THE REQUEST:
Using the material below, copy every line where "this" appears.

[Part of a data file]
==========
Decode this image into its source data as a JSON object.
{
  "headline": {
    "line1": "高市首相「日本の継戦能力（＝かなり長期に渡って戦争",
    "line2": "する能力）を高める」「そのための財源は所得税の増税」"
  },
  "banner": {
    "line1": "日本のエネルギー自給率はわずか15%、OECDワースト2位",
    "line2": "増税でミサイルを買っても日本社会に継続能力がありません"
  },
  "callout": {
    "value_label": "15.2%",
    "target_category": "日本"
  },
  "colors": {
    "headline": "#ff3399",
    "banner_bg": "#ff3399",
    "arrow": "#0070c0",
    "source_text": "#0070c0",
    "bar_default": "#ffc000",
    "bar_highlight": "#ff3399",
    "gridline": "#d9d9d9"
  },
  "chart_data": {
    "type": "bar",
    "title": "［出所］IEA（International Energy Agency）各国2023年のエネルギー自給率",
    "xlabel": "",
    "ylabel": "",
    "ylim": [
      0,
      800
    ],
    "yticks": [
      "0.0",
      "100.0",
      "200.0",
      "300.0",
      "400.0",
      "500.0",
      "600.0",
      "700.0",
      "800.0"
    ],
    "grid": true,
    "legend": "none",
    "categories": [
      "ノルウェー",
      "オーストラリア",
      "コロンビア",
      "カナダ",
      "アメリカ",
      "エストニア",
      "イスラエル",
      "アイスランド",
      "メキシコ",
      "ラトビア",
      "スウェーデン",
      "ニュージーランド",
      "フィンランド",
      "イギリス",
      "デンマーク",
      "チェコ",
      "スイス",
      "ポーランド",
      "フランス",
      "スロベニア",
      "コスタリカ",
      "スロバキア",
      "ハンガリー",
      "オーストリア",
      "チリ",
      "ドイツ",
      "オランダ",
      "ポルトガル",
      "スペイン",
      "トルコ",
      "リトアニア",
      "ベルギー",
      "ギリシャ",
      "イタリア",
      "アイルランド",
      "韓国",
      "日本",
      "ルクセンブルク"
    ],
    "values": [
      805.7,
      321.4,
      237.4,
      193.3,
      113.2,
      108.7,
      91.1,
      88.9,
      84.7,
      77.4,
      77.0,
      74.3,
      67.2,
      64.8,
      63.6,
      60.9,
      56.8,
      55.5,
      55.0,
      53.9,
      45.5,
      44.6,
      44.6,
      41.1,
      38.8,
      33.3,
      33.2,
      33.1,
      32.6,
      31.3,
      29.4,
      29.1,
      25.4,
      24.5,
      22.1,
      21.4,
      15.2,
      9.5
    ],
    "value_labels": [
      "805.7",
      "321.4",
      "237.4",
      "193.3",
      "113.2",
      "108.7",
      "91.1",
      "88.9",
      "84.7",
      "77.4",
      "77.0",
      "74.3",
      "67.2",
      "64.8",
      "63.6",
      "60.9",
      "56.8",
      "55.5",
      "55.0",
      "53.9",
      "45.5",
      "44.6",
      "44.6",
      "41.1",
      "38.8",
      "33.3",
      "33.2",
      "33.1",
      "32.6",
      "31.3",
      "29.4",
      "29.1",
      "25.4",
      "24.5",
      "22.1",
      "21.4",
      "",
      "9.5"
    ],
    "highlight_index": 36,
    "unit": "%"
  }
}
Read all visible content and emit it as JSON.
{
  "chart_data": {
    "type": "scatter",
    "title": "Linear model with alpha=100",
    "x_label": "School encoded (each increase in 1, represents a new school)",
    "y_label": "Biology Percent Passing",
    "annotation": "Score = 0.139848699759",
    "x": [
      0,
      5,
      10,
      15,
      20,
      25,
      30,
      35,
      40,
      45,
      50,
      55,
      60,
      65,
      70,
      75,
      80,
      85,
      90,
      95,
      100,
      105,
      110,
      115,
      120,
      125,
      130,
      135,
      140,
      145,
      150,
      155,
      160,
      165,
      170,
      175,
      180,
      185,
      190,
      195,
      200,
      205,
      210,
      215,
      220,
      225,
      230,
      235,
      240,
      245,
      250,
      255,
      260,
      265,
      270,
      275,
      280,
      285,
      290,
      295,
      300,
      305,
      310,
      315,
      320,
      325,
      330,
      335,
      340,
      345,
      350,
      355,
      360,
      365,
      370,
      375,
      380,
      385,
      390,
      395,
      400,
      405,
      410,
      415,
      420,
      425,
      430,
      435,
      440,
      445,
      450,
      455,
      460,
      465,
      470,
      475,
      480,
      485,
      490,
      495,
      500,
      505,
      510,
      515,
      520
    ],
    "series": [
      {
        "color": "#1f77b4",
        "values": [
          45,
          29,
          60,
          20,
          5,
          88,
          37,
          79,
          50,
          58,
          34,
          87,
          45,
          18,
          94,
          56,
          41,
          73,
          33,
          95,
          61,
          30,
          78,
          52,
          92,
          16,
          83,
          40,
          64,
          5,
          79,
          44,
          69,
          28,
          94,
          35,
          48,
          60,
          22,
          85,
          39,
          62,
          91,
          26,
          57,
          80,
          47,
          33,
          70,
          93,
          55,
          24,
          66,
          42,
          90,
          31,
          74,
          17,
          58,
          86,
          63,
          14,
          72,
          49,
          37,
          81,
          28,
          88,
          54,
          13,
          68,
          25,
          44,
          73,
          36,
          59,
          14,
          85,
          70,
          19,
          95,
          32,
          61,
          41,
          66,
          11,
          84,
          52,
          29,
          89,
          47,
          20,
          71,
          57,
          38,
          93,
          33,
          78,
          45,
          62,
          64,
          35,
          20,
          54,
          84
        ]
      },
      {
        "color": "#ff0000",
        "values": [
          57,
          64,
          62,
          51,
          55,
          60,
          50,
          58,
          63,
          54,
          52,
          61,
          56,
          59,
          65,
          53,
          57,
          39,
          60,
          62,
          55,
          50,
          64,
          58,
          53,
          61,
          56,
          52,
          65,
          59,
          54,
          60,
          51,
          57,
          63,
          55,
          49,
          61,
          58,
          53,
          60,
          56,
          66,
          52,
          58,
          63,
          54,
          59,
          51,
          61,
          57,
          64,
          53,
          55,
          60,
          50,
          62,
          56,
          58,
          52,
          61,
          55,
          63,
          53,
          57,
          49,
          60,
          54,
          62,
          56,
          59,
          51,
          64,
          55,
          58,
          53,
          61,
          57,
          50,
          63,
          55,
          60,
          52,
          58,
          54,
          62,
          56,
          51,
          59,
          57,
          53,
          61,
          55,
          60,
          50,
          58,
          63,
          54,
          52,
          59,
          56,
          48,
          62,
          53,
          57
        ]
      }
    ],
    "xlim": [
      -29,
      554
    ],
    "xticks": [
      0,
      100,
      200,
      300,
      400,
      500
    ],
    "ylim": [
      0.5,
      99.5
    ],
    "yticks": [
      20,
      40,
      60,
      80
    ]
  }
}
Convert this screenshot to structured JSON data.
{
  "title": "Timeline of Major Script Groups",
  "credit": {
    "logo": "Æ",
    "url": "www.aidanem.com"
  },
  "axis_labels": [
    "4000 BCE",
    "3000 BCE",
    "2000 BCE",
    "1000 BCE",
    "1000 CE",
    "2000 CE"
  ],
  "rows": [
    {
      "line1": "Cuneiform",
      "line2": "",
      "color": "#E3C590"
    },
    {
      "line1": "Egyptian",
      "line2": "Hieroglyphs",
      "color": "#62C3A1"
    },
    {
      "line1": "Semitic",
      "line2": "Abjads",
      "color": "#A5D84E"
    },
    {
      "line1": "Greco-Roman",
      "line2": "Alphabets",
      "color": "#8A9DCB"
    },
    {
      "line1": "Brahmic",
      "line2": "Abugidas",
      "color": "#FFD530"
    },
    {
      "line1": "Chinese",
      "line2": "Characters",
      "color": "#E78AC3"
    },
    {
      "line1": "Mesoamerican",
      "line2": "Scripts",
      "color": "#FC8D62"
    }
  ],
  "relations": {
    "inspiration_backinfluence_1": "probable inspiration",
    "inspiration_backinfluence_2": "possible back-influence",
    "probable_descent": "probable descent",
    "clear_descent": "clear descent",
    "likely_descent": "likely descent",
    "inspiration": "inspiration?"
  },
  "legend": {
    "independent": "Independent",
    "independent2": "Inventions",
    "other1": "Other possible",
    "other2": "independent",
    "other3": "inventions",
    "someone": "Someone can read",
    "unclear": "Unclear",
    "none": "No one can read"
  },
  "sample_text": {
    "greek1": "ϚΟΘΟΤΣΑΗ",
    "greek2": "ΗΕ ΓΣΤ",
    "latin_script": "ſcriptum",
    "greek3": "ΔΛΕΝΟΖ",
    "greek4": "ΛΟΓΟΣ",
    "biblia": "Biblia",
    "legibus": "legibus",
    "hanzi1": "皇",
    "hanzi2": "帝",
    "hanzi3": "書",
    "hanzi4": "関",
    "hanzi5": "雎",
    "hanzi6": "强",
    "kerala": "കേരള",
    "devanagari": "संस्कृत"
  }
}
==========
RESULT OF THE TASK:
Decode this image into its source data as a JSON object.
Convert this screenshot to structured JSON data.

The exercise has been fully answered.